TASK:
Collect all lines containing the word "life" from the data.

### DATA FOR THIS TASK ###

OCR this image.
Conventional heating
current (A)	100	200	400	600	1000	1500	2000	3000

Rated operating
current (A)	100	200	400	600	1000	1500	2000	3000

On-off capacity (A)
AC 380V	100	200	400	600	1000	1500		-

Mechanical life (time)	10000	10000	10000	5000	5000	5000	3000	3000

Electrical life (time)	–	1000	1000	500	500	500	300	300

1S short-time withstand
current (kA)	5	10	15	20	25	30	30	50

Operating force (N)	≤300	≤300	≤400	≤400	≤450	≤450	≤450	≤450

###

FULL ANSWER:
Mechanical life (time)	10000	10000	10000	5000	5000	5000	3000	3000
Electrical life (time)	–	1000	1000	500	500	500	300	300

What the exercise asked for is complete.